Les consignes:
[1] Répondez aux questions suivantes à partir de l'article sur « Al Musiqa », en reprenant la même lettre devant chaque réponse.
(a) Jusqu'à quelle date et dans quel lieu l'événement est-il présenté ?
(b) Par quoi le visiteur est-il accueilli dès ses premiers pas dans l'exposition ?
(c) À quel moment l'idée de l'événement a-t-elle germé ?
[2] Reprenez l'article sur « Al Musiqa » après sa dernière phrase et rédigez la suite.

━━━━━ Extrait de page

Musique : « Al Musiqa », la culture arabe dans les oreilles !

25 mai 2018 à 18h04 | Par 

Pour la première fois en Europe, un événement d’envergure, « Al Musiqa », présentée jusqu’au 19 août à la Philharmonie de Paris, célèbre les musiques du monde arabe.

Quelques pas dans l’exposition, et l’on est accueilli par les vocalises d’un muezzin… Si al adhan, l’appel à la prière, est banal dans une grande partie du monde, c’est une incongruité en France, où l’on demande aux musulmans de rester discrets et aux minarets de garder le silence. L’événement « Al Musiqa », dont l’idée a germé peu de temps avant les attentats de 2015, donne à entendre les voix et musiques du monde arabe, sans exception, en bousculant les idées reçues.

Et fait preuve de pédagogie pour un public familial, rappelant par exemple que l’islam n’a pas banni la musique (même si elle est accusée par certains rigoristes de détourner le croyant de la piété), qu’il n’y a pas que le raï de l’autre côté de la Méditerranée, ou encore que des artistes rap et électro dopés par les mouvements révolutionnaires y sont très actifs.

━━━━━━━━━━
━━━━━ Données

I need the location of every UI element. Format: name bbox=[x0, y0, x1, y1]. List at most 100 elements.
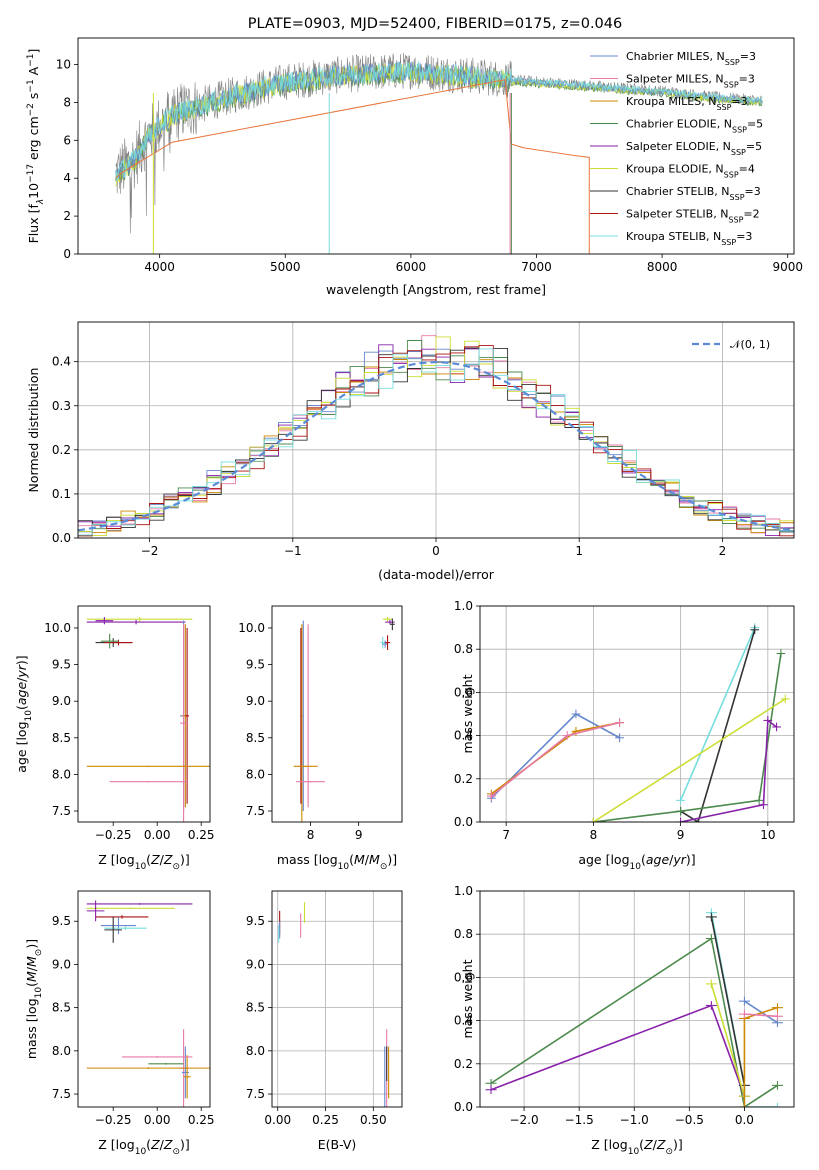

━━━━━━━━━━

Résultats de l'exercice:
[1]
(a) Il est présenté jusqu'au 19 août à la Philharmonie de Paris.
(b) Il est accueilli par les vocalises d'un muezzin.
(c) Elle a germé peu de temps avant les attentats de 2015.

[2]
Voyage musical loin des clichés

L’objectif de l’événement est audacieux, certains diront présomptueux : présenter toute l’inventivité sonore, la richesse musicale, du monde arabe sur pas moins de quinze siècles. Véronique Rieffel, ancienne directrice de l’Institut des cultures d’islam (Paris) et de l’Institut français d’Égypte (Alexandrie), a intelligemment relevé le défi en proposant une promenade en sept étapes et autant de thématiques.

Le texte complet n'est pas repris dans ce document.